◆ Task brief ◆
Omit every picture and output the rest of the records exactly as they are.

══════════

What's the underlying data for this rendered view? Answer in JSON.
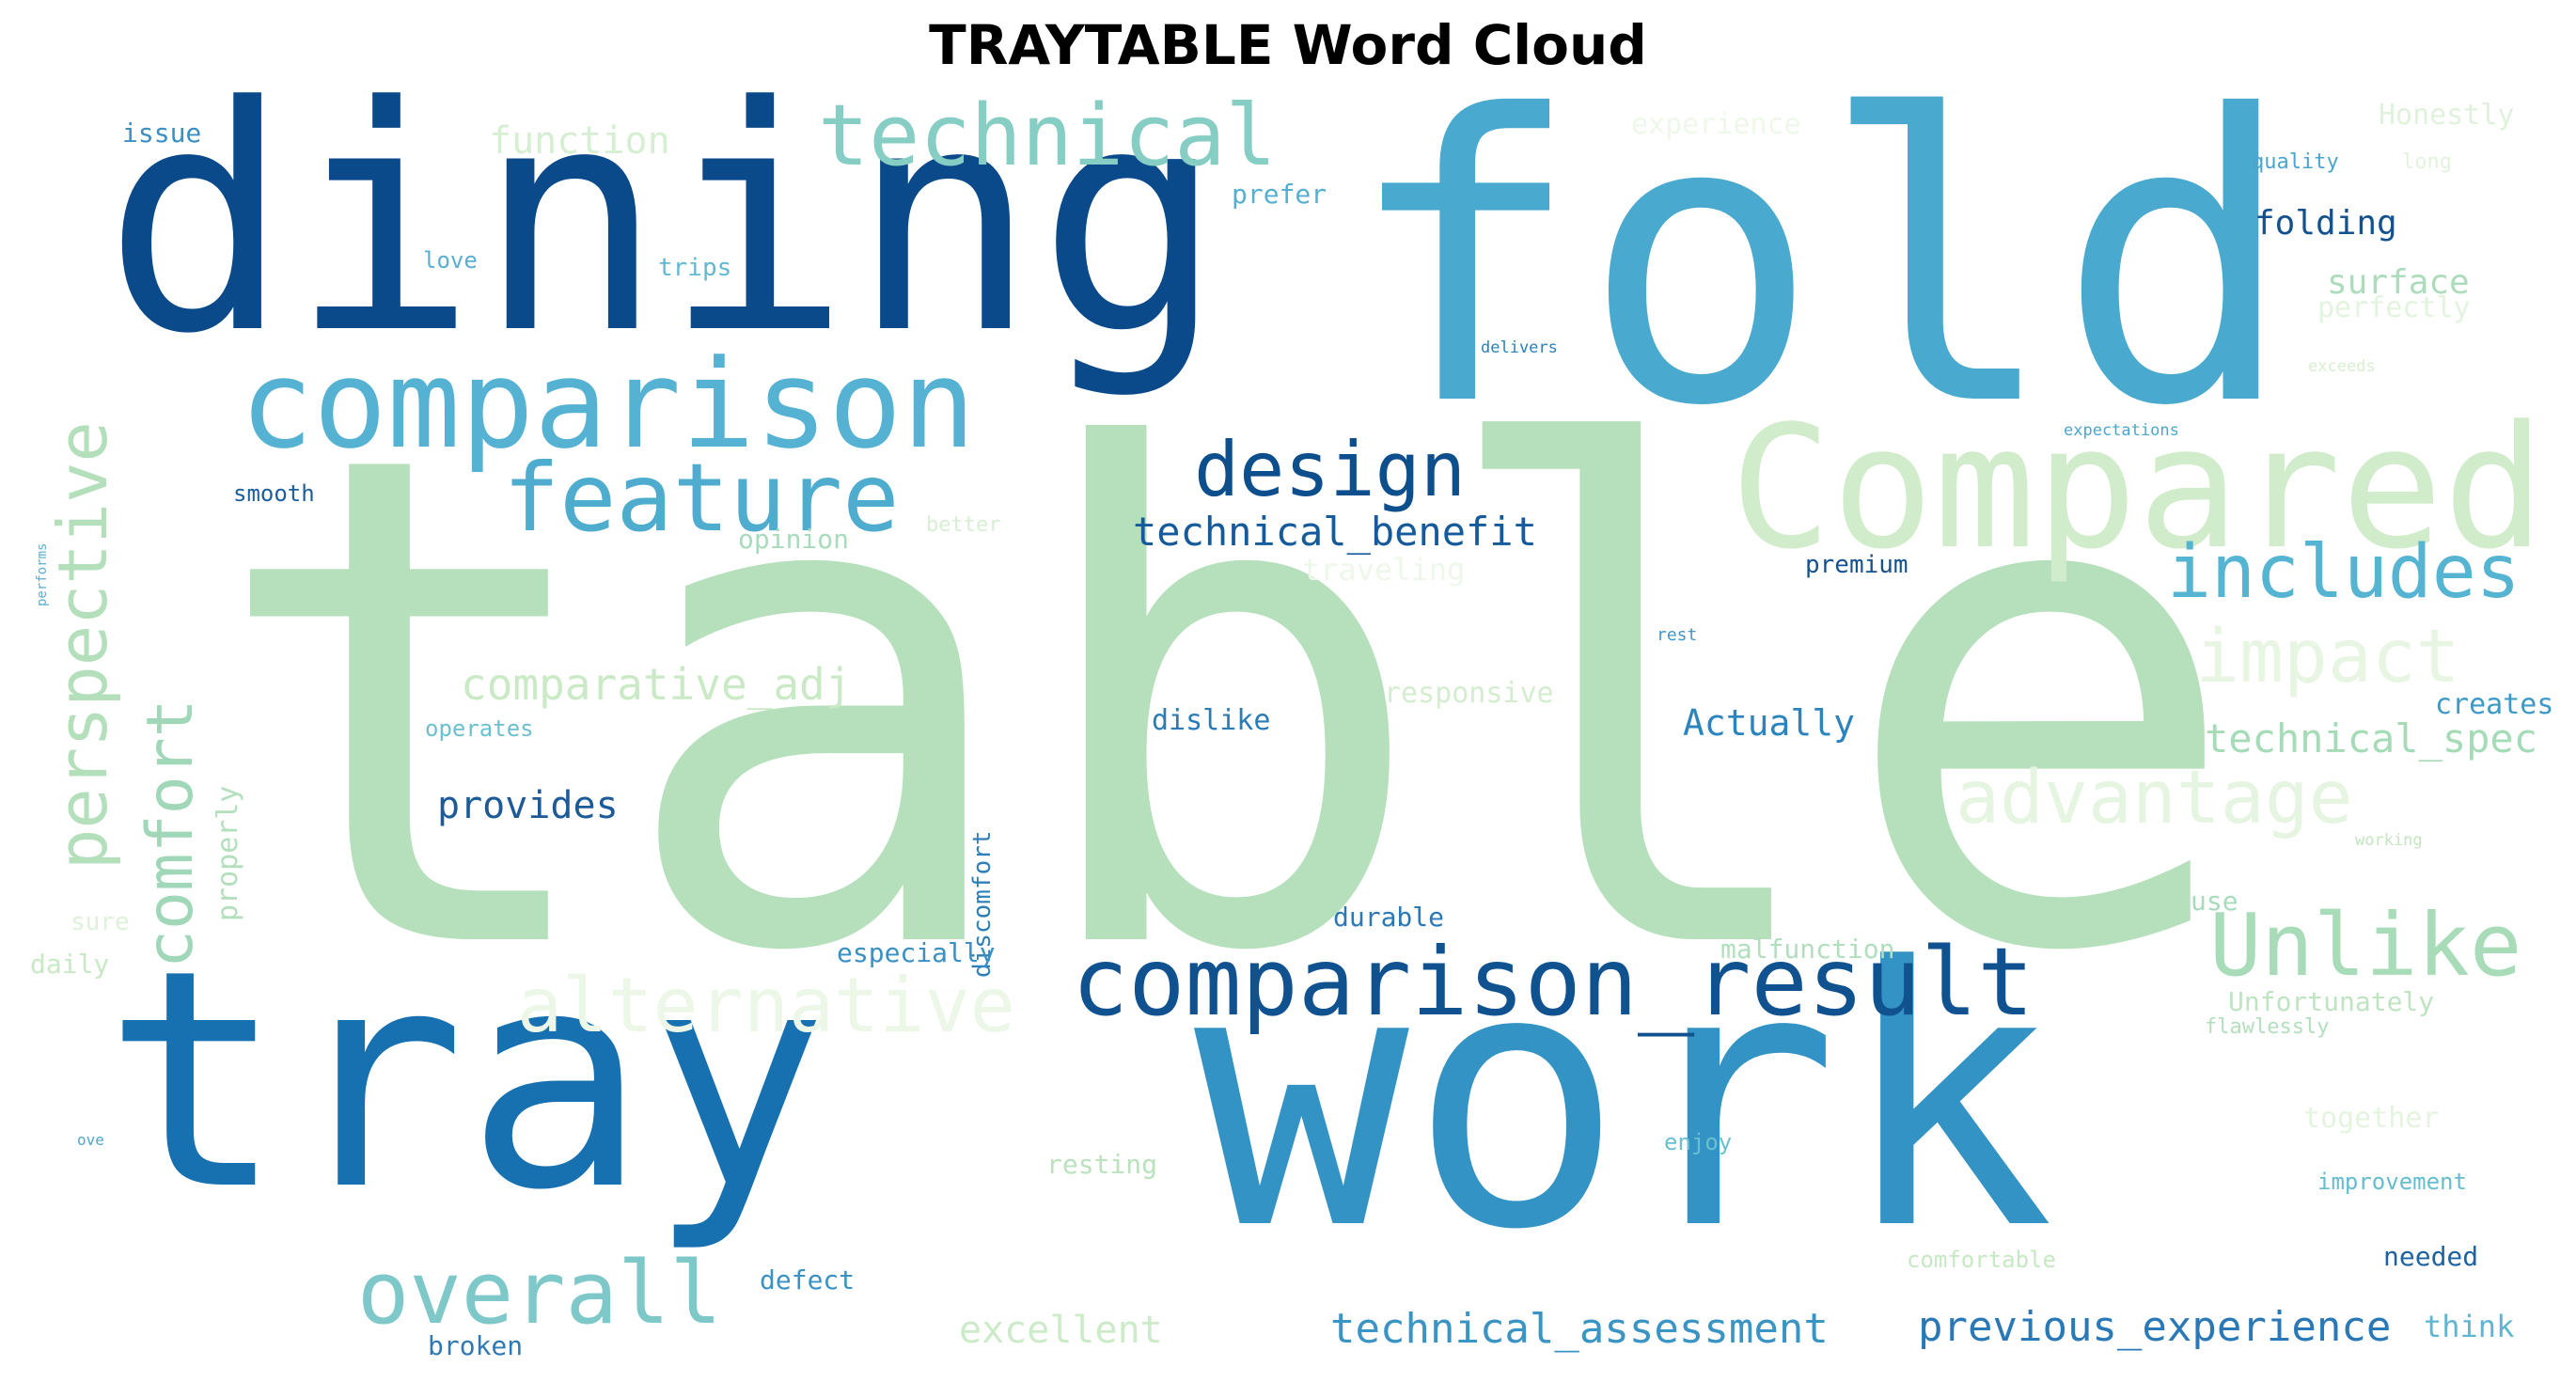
{
  "title": "TRAYTABLE Word Cloud",
  "words": [
    {
      "text": "table",
      "color": "#b5e0bb"
    },
    {
      "text": "dining",
      "color": "#0b4a8a"
    },
    {
      "text": "fold",
      "color": "#49a9cf"
    },
    {
      "text": "tray",
      "color": "#1771b1"
    },
    {
      "text": "work",
      "color": "#3293c4"
    },
    {
      "text": "Compared",
      "color": "#d1ecca"
    },
    {
      "text": "comparison",
      "color": "#55b2d3"
    },
    {
      "text": "technical",
      "color": "#86cdc3"
    },
    {
      "text": "feature",
      "color": "#4eaccf"
    },
    {
      "text": "design",
      "color": "#0d4e8c"
    },
    {
      "text": "includes",
      "color": "#56b4d3"
    },
    {
      "text": "comparison_result",
      "color": "#0f528f"
    },
    {
      "text": "Unlike",
      "color": "#a8dcb8"
    },
    {
      "text": "overall",
      "color": "#7ec8c9"
    },
    {
      "text": "alternative",
      "color": "#ecf7e8"
    },
    {
      "text": "perspective",
      "color": "#b3dfbb"
    },
    {
      "text": "comfort",
      "color": "#9fd7b8"
    },
    {
      "text": "impact",
      "color": "#e8f5e3"
    },
    {
      "text": "advantage",
      "color": "#e6f5e1"
    },
    {
      "text": "technical_benefit",
      "color": "#155a9a"
    },
    {
      "text": "technical_spec",
      "color": "#a6dbb8"
    },
    {
      "text": "comparative_adj",
      "color": "#caeac6"
    },
    {
      "text": "provides",
      "color": "#1d5a98"
    },
    {
      "text": "Actually",
      "color": "#2b84bd"
    },
    {
      "text": "technical_assessment",
      "color": "#3a94c4"
    },
    {
      "text": "previous_experience",
      "color": "#2a78b6"
    },
    {
      "text": "excellent",
      "color": "#ccebc8"
    },
    {
      "text": "function",
      "color": "#d6efd2"
    },
    {
      "text": "issue",
      "color": "#3c8fc3"
    },
    {
      "text": "experience",
      "color": "#eef8ea"
    },
    {
      "text": "Honestly",
      "color": "#e0f2db"
    },
    {
      "text": "quality",
      "color": "#4aa4cd"
    },
    {
      "text": "long",
      "color": "#e3f3de"
    },
    {
      "text": "prefer",
      "color": "#56afd1"
    },
    {
      "text": "folding",
      "color": "#14528f"
    },
    {
      "text": "surface",
      "color": "#acdcbc"
    },
    {
      "text": "perfectly",
      "color": "#e3f4de"
    },
    {
      "text": "love",
      "color": "#5aaed0"
    },
    {
      "text": "trips",
      "color": "#62b8d2"
    },
    {
      "text": "delivers",
      "color": "#2c7fb8"
    },
    {
      "text": "exceeds",
      "color": "#d8efd0"
    },
    {
      "text": "expectations",
      "color": "#4ba6ce"
    },
    {
      "text": "smooth",
      "color": "#1a5e9c"
    },
    {
      "text": "opinion",
      "color": "#a7dbbb"
    },
    {
      "text": "better",
      "color": "#d7efd2"
    },
    {
      "text": "traveling",
      "color": "#eef8ea"
    },
    {
      "text": "premium",
      "color": "#14528f"
    },
    {
      "text": "rest",
      "color": "#4196c7"
    },
    {
      "text": "responsive",
      "color": "#d3edce"
    },
    {
      "text": "creates",
      "color": "#3d9ac8"
    },
    {
      "text": "dislike",
      "color": "#2a7cb7"
    },
    {
      "text": "operates",
      "color": "#6cbfcf"
    },
    {
      "text": "properly",
      "color": "#b4dfbc"
    },
    {
      "text": "discomfort",
      "color": "#2e7fb8"
    },
    {
      "text": "durable",
      "color": "#2a78b6"
    },
    {
      "text": "especially",
      "color": "#3a90c3"
    },
    {
      "text": "malfunction",
      "color": "#b1dfbe"
    },
    {
      "text": "use",
      "color": "#a6dbbc"
    },
    {
      "text": "Unfortunately",
      "color": "#bfe4c2"
    },
    {
      "text": "flawlessly",
      "color": "#b3dfbc"
    },
    {
      "text": "working",
      "color": "#c3e6c1"
    },
    {
      "text": "sure",
      "color": "#def2d9"
    },
    {
      "text": "daily",
      "color": "#c8e9c4"
    },
    {
      "text": "resting",
      "color": "#b9e2bd"
    },
    {
      "text": "enjoy",
      "color": "#6bbfcf"
    },
    {
      "text": "together",
      "color": "#e4f4df"
    },
    {
      "text": "improvement",
      "color": "#66bccf"
    },
    {
      "text": "defect",
      "color": "#3a92c4"
    },
    {
      "text": "needed",
      "color": "#1d63a2"
    },
    {
      "text": "comfortable",
      "color": "#c6e8c3"
    },
    {
      "text": "broken",
      "color": "#2e79b5"
    },
    {
      "text": "think",
      "color": "#5fb5d2"
    },
    {
      "text": "ove",
      "color": "#4da7cd"
    },
    {
      "text": "performs",
      "color": "#5aaecf"
    }
  ]
}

══════════

◆ Solution for this exercise ◆
What's the underlying data for this rendered view? Answer in JSON.
{
  "title": "TRAYTABLE Word Cloud",
  "words": [
    {
      "text": "table",
      "color": "#b5e0bb"
    },
    {
      "text": "dining",
      "color": "#0b4a8a"
    },
    {
      "text": "fold",
      "color": "#49a9cf"
    },
    {
      "text": "tray",
      "color": "#1771b1"
    },
    {
      "text": "work",
      "color": "#3293c4"
    },
    {
      "text": "Compared",
      "color": "#d1ecca"
    },
    {
      "text": "comparison",
      "color": "#55b2d3"
    },
    {
      "text": "technical",
      "color": "#86cdc3"
    },
    {
      "text": "feature",
      "color": "#4eaccf"
    },
    {
      "text": "design",
      "color": "#0d4e8c"
    },
    {
      "text": "includes",
      "color": "#56b4d3"
    },
    {
      "text": "comparison_result",
      "color": "#0f528f"
    },
    {
      "text": "Unlike",
      "color": "#a8dcb8"
    },
    {
      "text": "overall",
      "color": "#7ec8c9"
    },
    {
      "text": "alternative",
      "color": "#ecf7e8"
    },
    {
      "text": "perspective",
      "color": "#b3dfbb"
    },
    {
      "text": "comfort",
      "color": "#9fd7b8"
    },
    {
      "text": "impact",
      "color": "#e8f5e3"
    },
    {
      "text": "advantage",
      "color": "#e6f5e1"
    },
    {
      "text": "technical_benefit",
      "color": "#155a9a"
    },
    {
      "text": "technical_spec",
      "color": "#a6dbb8"
    },
    {
      "text": "comparative_adj",
      "color": "#caeac6"
    },
    {
      "text": "provides",
      "color": "#1d5a98"
    },
    {
      "text": "Actually",
      "color": "#2b84bd"
    },
    {
      "text": "technical_assessment",
      "color": "#3a94c4"
    },
    {
      "text": "previous_experience",
      "color": "#2a78b6"
    },
    {
      "text": "excellent",
      "color": "#ccebc8"
    },
    {
      "text": "function",
      "color": "#d6efd2"
    },
    {
      "text": "issue",
      "color": "#3c8fc3"
    },
    {
      "text": "experience",
      "color": "#eef8ea"
    },
    {
      "text": "Honestly",
      "color": "#e0f2db"
    },
    {
      "text": "quality",
      "color": "#4aa4cd"
    },
    {
      "text": "long",
      "color": "#e3f3de"
    },
    {
      "text": "prefer",
      "color": "#56afd1"
    },
    {
      "text": "folding",
      "color": "#14528f"
    },
    {
      "text": "surface",
      "color": "#acdcbc"
    },
    {
      "text": "perfectly",
      "color": "#e3f4de"
    },
    {
      "text": "love",
      "color": "#5aaed0"
    },
    {
      "text": "trips",
      "color": "#62b8d2"
    },
    {
      "text": "delivers",
      "color": "#2c7fb8"
    },
    {
      "text": "exceeds",
      "color": "#d8efd0"
    },
    {
      "text": "expectations",
      "color": "#4ba6ce"
    },
    {
      "text": "smooth",
      "color": "#1a5e9c"
    },
    {
      "text": "opinion",
      "color": "#a7dbbb"
    },
    {
      "text": "better",
      "color": "#d7efd2"
    },
    {
      "text": "traveling",
      "color": "#eef8ea"
    },
    {
      "text": "premium",
      "color": "#14528f"
    },
    {
      "text": "rest",
      "color": "#4196c7"
    },
    {
      "text": "responsive",
      "color": "#d3edce"
    },
    {
      "text": "creates",
      "color": "#3d9ac8"
    },
    {
      "text": "dislike",
      "color": "#2a7cb7"
    },
    {
      "text": "operates",
      "color": "#6cbfcf"
    },
    {
      "text": "properly",
      "color": "#b4dfbc"
    },
    {
      "text": "discomfort",
      "color": "#2e7fb8"
    },
    {
      "text": "durable",
      "color": "#2a78b6"
    },
    {
      "text": "especially",
      "color": "#3a90c3"
    },
    {
      "text": "malfunction",
      "color": "#b1dfbe"
    },
    {
      "text": "use",
      "color": "#a6dbbc"
    },
    {
      "text": "Unfortunately",
      "color": "#bfe4c2"
    },
    {
      "text": "flawlessly",
      "color": "#b3dfbc"
    },
    {
      "text": "working",
      "color": "#c3e6c1"
    },
    {
      "text": "sure",
      "color": "#def2d9"
    },
    {
      "text": "daily",
      "color": "#c8e9c4"
    },
    {
      "text": "resting",
      "color": "#b9e2bd"
    },
    {
      "text": "enjoy",
      "color": "#6bbfcf"
    },
    {
      "text": "together",
      "color": "#e4f4df"
    },
    {
      "text": "improvement",
      "color": "#66bccf"
    },
    {
      "text": "defect",
      "color": "#3a92c4"
    },
    {
      "text": "needed",
      "color": "#1d63a2"
    },
    {
      "text": "comfortable",
      "color": "#c6e8c3"
    },
    {
      "text": "broken",
      "color": "#2e79b5"
    },
    {
      "text": "think",
      "color": "#5fb5d2"
    },
    {
      "text": "ove",
      "color": "#4da7cd"
    },
    {
      "text": "performs",
      "color": "#5aaecf"
    }
  ]
}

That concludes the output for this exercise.